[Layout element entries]
[start]
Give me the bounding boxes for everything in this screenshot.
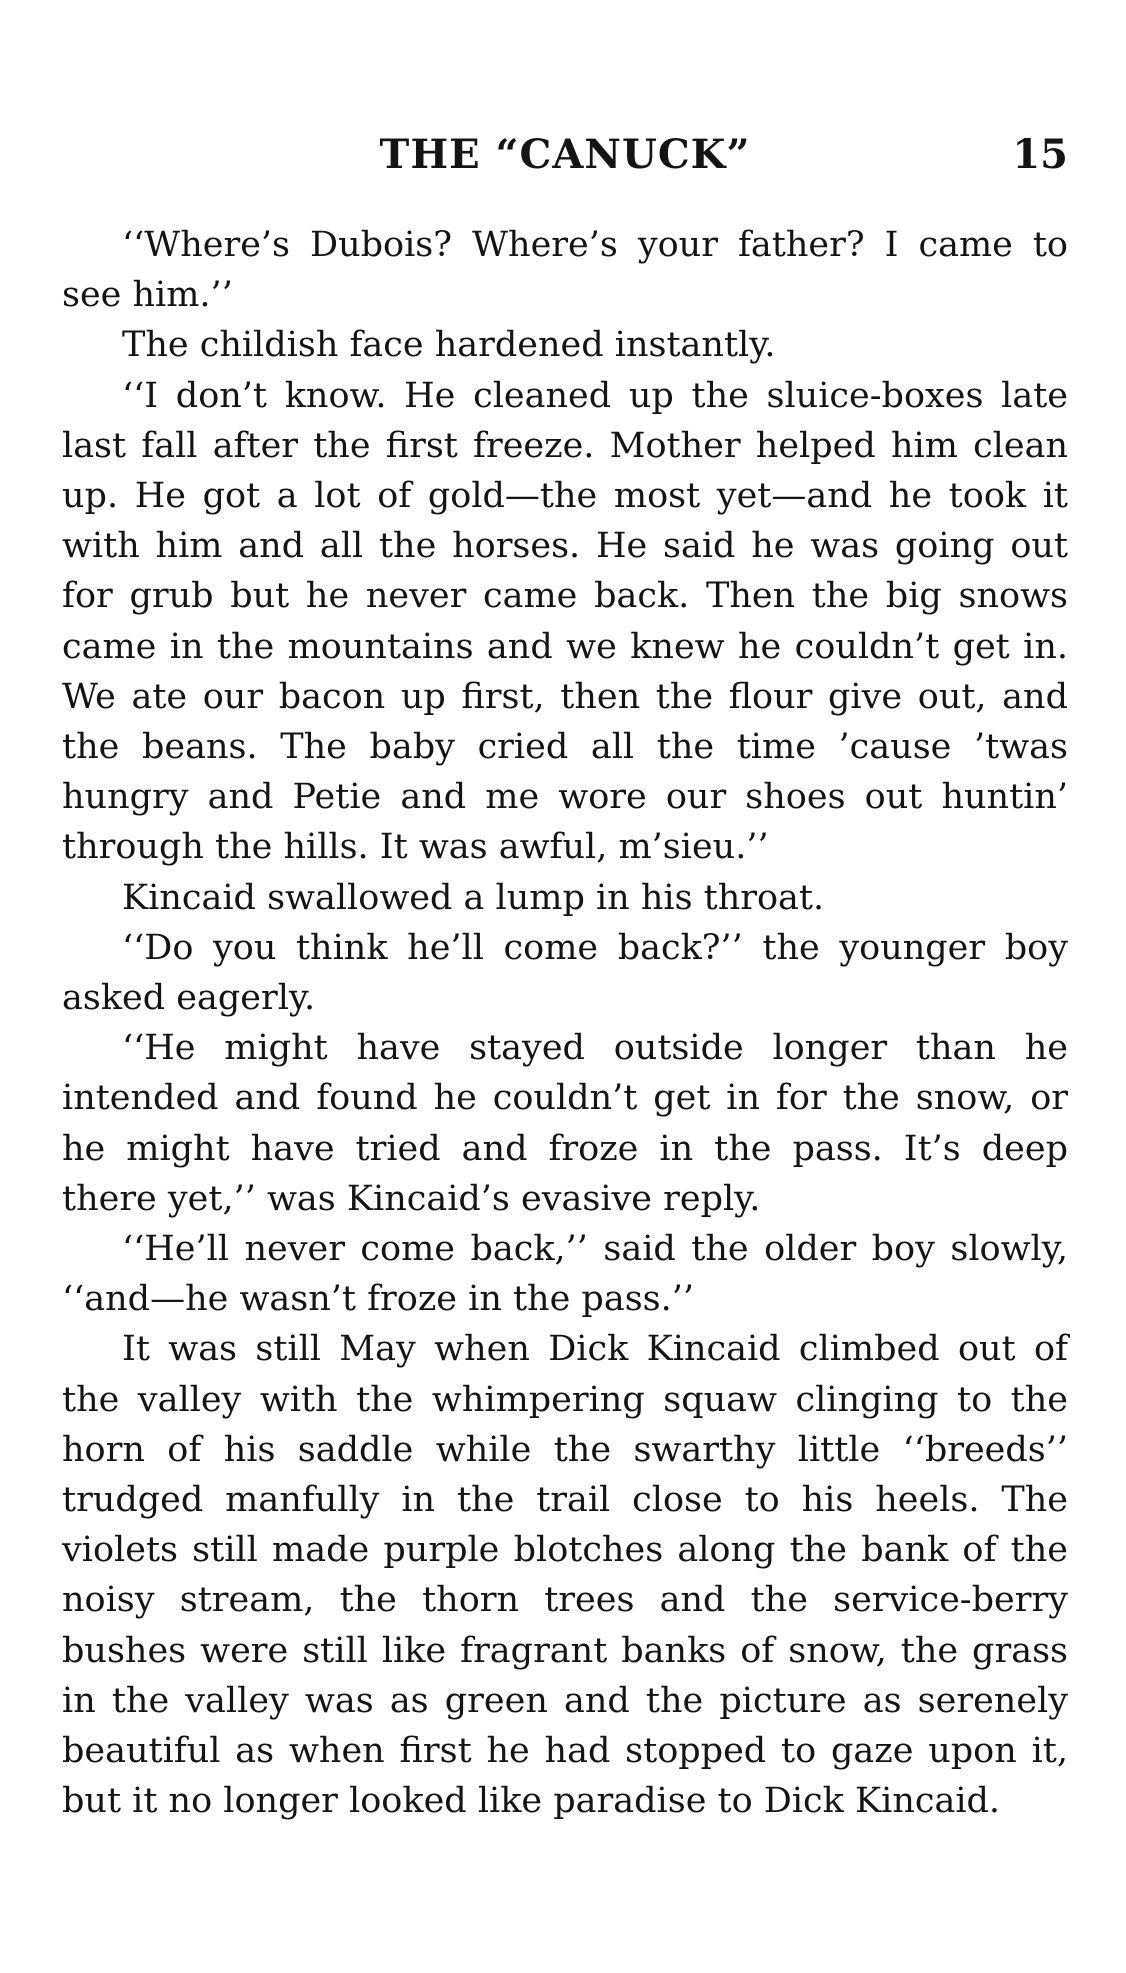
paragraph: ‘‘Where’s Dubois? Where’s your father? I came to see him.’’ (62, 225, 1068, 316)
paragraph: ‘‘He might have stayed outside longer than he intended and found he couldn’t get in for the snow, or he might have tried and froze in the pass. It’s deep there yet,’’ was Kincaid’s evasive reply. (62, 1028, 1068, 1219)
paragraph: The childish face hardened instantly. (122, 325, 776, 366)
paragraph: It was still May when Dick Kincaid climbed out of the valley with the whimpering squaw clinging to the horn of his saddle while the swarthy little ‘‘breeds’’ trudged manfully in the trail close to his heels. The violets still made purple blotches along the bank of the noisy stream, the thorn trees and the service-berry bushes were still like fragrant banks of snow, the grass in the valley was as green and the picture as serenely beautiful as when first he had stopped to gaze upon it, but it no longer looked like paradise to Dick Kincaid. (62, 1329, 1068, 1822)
[end]
* What is asked
Reproduce the stretch of the data from the line containing "paragraph: ‘‘Where’s Dubois?" through the line containing "paragraph: The childish", substituting "guarded" for "evasive" and leaving everything else unchanged.

* Solution to this exercise
paragraph: ‘‘Where’s Dubois? Where’s your father? I came to see him.’’ (62, 225, 1068, 316)
paragraph: ‘‘He might have stayed outside longer than he intended and found he couldn’t get in for the snow, or he might have tried and froze in the pass. It’s deep there yet,’’ was Kincaid’s guarded reply. (62, 1028, 1068, 1219)
paragraph: The childish face hardened instantly. (122, 325, 776, 366)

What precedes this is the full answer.